▸ Task instructions
Copy the data precisely, character for character, and leave out every picture.

##############################

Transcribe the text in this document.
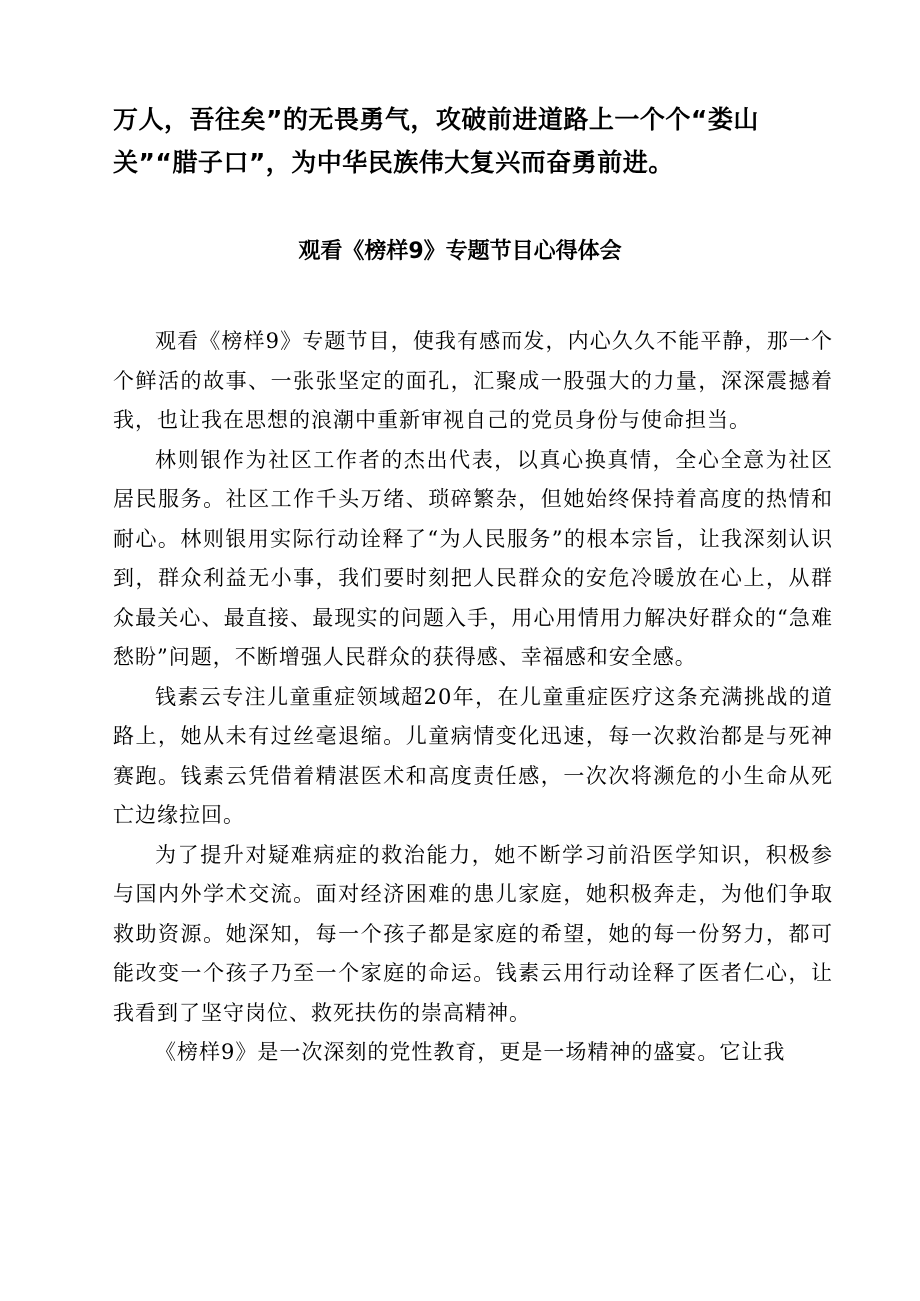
万人，吾往矣”的无畏勇气，攻破前进道路上一个个“娄山关”“腊子口”，为中华民族伟大复兴而奋勇前进。

观看《榜样9》专题节目心得体会

观看《榜样9》专题节目，使我有感而发，内心久久不能平静，那一个个鲜活的故事、一张张坚定的面孔，汇聚成一股强大的力量，深深震撼着我，也让我在思想的浪潮中重新审视自己的党员身份与使命担当。

林则银作为社区工作者的杰出代表，以真心换真情，全心全意为社区居民服务。社区工作千头万绪、琐碎繁杂，但她始终保持着高度的热情和耐心。林则银用实际行动诠释了“为人民服务”的根本宗旨，让我深刻认识到，群众利益无小事，我们要时刻把人民群众的安危冷暖放在心上，从群众最关心、最直接、最现实的问题入手，用心用情用力解决好群众的“急难愁盼”问题，不断增强人民群众的获得感、幸福感和安全感。

钱素云专注儿童重症领域超20年，在儿童重症医疗这条充满挑战的道路上，她从未有过丝毫退缩。儿童病情变化迅速，每一次救治都是与死神赛跑。钱素云凭借着精湛医术和高度责任感，一次次将濒危的小生命从死亡边缘拉回。

为了提升对疑难病症的救治能力，她不断学习前沿医学知识，积极参与国内外学术交流。面对经济困难的患儿家庭，她积极奔走，为他们争取救助资源。她深知，每一个孩子都是家庭的希望，她的每一份努力，都可能改变一个孩子乃至一个家庭的命运。钱素云用行动诠释了医者仁心，让我看到了坚守岗位、救死扶伤的崇高精神。

《榜样9》是一次深刻的党性教育，更是一场精神的盛宴。它让我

##############################

▸ Finished exercise
Transcribe the text in this document.
万人，吾往矣”的无畏勇气，攻破前进道路上一个个“娄山关”“腊子口”，为中华民族伟大复兴而奋勇前进。

观看《榜样9》专题节目心得体会

观看《榜样9》专题节目，使我有感而发，内心久久不能平静，那一个个鲜活的故事、一张张坚定的面孔，汇聚成一股强大的力量，深深震撼着我，也让我在思想的浪潮中重新审视自己的党员身份与使命担当。

林则银作为社区工作者的杰出代表，以真心换真情，全心全意为社区居民服务。社区工作千头万绪、琐碎繁杂，但她始终保持着高度的热情和耐心。林则银用实际行动诠释了“为人民服务”的根本宗旨，让我深刻认识到，群众利益无小事，我们要时刻把人民群众的安危冷暖放在心上，从群众最关心、最直接、最现实的问题入手，用心用情用力解决好群众的“急难愁盼”问题，不断增强人民群众的获得感、幸福感和安全感。

钱素云专注儿童重症领域超20年，在儿童重症医疗这条充满挑战的道路上，她从未有过丝毫退缩。儿童病情变化迅速，每一次救治都是与死神赛跑。钱素云凭借着精湛医术和高度责任感，一次次将濒危的小生命从死亡边缘拉回。

为了提升对疑难病症的救治能力，她不断学习前沿医学知识，积极参与国内外学术交流。面对经济困难的患儿家庭，她积极奔走，为他们争取救助资源。她深知，每一个孩子都是家庭的希望，她的每一份努力，都可能改变一个孩子乃至一个家庭的命运。钱素云用行动诠释了医者仁心，让我看到了坚守岗位、救死扶伤的崇高精神。

《榜样9》是一次深刻的党性教育，更是一场精神的盛宴。它让我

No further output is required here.